- What is required
Say how many lines in the records contain "invasion". The reply must consist of the number alone.

- Source material
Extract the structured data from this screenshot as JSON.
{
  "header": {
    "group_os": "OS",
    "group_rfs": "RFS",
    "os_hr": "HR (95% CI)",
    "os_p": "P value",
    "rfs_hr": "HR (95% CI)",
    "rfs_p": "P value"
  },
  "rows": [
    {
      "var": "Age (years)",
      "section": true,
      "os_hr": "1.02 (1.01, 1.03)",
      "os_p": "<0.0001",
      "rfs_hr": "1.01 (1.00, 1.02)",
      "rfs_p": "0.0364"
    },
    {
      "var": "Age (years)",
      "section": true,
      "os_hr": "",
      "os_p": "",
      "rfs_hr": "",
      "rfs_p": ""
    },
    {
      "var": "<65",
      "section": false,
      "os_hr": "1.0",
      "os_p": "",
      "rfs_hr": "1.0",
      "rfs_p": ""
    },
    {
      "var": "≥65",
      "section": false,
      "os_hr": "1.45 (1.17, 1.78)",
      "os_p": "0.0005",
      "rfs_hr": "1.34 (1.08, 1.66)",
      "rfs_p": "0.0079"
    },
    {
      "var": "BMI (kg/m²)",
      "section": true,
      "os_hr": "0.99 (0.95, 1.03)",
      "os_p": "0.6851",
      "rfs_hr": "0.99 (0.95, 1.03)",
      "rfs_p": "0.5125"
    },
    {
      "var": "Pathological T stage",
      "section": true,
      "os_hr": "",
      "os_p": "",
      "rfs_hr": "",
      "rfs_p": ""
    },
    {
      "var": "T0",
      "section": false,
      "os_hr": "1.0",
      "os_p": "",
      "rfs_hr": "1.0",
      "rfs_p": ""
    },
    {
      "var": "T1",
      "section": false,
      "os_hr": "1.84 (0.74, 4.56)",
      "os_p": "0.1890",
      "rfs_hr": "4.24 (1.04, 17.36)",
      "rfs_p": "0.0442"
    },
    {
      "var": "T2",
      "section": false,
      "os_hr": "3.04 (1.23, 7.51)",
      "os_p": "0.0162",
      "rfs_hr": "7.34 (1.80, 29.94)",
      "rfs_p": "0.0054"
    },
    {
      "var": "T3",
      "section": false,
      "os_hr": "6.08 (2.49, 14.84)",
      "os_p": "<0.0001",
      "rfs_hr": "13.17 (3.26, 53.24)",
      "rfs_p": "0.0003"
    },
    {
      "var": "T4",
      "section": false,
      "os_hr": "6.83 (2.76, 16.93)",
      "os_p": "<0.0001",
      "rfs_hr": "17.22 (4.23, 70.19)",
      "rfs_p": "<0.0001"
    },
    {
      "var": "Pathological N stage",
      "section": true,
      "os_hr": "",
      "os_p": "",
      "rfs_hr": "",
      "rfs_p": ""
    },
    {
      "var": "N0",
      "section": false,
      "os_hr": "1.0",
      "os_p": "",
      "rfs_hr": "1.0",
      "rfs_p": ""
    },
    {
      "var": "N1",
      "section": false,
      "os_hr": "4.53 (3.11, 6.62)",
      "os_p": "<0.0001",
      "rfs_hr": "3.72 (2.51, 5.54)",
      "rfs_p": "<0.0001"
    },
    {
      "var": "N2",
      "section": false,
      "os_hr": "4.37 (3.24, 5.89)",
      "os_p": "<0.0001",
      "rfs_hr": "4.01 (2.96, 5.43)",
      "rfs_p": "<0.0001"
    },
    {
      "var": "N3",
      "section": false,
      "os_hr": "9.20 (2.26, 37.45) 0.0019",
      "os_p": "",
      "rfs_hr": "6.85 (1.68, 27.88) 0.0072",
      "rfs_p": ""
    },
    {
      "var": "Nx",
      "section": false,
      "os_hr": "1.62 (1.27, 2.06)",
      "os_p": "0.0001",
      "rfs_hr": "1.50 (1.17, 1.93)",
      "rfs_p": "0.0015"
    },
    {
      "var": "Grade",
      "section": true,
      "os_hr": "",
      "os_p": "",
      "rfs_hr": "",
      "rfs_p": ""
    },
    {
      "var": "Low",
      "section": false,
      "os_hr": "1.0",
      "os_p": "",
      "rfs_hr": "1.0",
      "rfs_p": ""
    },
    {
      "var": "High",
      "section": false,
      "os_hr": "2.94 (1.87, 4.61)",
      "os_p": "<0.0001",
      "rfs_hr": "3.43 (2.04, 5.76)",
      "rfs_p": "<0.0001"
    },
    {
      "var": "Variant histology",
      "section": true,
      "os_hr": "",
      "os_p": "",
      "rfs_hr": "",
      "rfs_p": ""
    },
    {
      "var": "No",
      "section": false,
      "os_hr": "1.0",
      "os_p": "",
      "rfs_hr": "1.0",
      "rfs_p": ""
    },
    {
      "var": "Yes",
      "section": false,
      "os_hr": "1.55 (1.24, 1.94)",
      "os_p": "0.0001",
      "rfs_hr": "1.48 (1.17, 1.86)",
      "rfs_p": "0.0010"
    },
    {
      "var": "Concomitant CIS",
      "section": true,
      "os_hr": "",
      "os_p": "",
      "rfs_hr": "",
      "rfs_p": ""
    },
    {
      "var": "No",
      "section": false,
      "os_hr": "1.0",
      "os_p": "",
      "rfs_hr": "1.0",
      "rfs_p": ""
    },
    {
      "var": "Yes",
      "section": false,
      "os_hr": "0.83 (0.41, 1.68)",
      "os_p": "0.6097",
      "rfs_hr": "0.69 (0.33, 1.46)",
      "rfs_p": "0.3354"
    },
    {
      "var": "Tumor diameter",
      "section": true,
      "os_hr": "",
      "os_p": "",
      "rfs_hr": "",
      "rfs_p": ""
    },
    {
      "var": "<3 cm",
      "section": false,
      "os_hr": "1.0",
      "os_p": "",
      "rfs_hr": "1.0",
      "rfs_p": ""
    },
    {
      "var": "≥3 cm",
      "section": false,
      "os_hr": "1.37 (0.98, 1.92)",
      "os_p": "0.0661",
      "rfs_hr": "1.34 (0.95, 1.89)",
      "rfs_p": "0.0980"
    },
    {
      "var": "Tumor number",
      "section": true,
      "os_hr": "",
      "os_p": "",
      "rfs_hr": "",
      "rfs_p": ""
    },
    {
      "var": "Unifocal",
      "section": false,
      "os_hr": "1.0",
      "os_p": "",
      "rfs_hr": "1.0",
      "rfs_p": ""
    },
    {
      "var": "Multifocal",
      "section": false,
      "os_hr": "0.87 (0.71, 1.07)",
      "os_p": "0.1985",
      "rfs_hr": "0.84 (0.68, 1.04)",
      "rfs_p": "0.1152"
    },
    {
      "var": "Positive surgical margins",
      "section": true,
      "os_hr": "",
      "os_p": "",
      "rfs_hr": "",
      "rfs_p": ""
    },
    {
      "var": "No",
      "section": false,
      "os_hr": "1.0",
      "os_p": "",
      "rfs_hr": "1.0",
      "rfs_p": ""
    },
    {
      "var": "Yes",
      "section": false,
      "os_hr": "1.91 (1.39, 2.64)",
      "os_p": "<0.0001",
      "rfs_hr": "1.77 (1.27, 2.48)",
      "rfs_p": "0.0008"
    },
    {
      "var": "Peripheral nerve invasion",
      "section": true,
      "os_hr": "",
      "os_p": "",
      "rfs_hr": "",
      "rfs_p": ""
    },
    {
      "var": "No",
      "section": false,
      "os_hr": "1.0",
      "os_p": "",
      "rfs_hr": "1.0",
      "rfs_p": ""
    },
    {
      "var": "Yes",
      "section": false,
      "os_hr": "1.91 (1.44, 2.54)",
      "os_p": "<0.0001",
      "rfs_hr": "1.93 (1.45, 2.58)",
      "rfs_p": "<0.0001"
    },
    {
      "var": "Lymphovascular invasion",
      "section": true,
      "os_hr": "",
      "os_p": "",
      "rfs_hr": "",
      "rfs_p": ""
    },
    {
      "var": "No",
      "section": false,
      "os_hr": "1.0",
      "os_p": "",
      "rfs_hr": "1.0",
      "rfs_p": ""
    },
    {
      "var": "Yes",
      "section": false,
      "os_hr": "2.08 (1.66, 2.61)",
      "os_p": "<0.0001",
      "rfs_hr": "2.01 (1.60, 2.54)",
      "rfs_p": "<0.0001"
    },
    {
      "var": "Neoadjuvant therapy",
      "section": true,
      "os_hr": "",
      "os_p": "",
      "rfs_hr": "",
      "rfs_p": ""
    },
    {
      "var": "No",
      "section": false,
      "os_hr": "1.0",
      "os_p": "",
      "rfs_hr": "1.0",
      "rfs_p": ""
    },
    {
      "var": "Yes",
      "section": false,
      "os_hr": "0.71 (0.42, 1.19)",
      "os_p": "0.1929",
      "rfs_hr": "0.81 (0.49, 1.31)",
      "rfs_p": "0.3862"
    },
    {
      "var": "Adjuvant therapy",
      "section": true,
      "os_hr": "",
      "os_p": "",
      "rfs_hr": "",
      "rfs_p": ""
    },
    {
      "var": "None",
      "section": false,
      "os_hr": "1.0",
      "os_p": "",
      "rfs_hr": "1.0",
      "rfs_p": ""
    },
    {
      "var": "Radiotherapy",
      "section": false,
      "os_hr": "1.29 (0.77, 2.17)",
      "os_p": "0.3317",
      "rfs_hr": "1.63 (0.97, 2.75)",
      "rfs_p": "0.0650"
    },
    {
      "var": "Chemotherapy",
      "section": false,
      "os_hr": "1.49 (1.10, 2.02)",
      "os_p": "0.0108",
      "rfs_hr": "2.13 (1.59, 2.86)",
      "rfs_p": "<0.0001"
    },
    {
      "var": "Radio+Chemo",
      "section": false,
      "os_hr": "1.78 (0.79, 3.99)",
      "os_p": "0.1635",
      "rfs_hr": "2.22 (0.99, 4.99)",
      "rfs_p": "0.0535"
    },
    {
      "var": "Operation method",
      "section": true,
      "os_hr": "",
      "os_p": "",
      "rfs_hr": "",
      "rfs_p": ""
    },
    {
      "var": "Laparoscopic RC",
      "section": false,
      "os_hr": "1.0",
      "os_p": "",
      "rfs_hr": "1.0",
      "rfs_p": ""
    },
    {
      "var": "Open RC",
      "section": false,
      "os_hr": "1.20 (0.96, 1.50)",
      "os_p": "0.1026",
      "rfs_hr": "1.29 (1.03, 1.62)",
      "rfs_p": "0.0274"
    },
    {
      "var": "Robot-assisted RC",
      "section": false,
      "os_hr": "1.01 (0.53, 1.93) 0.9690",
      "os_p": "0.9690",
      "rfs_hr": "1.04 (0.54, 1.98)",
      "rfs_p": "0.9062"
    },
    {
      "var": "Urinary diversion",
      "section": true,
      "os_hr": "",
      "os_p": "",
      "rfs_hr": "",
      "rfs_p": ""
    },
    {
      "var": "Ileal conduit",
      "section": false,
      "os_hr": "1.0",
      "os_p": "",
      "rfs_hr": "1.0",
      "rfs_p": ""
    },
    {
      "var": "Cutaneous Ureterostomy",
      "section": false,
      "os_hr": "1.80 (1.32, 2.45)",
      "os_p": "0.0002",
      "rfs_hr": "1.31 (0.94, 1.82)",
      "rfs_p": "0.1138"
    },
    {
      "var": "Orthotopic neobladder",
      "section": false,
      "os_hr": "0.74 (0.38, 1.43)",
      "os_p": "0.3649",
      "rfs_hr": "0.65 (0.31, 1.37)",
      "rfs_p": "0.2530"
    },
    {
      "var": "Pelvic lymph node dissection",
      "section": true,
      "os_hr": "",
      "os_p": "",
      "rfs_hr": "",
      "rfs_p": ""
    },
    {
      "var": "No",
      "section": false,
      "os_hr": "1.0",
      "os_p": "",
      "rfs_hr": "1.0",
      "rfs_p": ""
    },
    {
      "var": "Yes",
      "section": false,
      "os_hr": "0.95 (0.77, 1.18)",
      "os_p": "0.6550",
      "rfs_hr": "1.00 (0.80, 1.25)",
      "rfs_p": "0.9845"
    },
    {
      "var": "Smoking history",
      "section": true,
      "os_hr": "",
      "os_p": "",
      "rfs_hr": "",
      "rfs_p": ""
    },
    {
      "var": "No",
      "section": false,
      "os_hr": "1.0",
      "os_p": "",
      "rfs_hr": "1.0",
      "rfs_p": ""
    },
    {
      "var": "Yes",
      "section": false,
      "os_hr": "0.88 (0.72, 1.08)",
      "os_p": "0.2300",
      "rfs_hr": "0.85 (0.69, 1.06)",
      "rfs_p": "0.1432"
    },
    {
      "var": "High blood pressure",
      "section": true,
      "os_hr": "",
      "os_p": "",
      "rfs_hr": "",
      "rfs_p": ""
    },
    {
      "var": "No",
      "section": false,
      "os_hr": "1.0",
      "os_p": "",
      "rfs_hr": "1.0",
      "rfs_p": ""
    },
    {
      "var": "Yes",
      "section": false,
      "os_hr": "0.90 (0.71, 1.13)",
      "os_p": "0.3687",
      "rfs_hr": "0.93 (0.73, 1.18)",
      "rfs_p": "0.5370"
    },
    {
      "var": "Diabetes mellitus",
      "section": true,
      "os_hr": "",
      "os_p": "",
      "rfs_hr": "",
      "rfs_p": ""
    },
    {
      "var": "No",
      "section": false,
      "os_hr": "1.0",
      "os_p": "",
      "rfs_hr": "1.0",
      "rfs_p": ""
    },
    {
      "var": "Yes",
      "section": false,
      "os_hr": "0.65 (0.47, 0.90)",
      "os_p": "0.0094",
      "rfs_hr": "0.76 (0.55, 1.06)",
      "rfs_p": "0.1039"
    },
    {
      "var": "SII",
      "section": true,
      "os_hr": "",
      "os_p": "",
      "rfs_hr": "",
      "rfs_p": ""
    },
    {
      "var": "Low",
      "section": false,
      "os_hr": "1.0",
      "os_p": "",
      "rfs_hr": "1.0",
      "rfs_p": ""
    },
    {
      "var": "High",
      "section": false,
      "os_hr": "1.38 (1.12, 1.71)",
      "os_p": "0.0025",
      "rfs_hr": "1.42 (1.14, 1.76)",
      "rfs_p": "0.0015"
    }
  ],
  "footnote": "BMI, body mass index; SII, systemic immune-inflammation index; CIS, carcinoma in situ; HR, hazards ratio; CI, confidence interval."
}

- Response below
2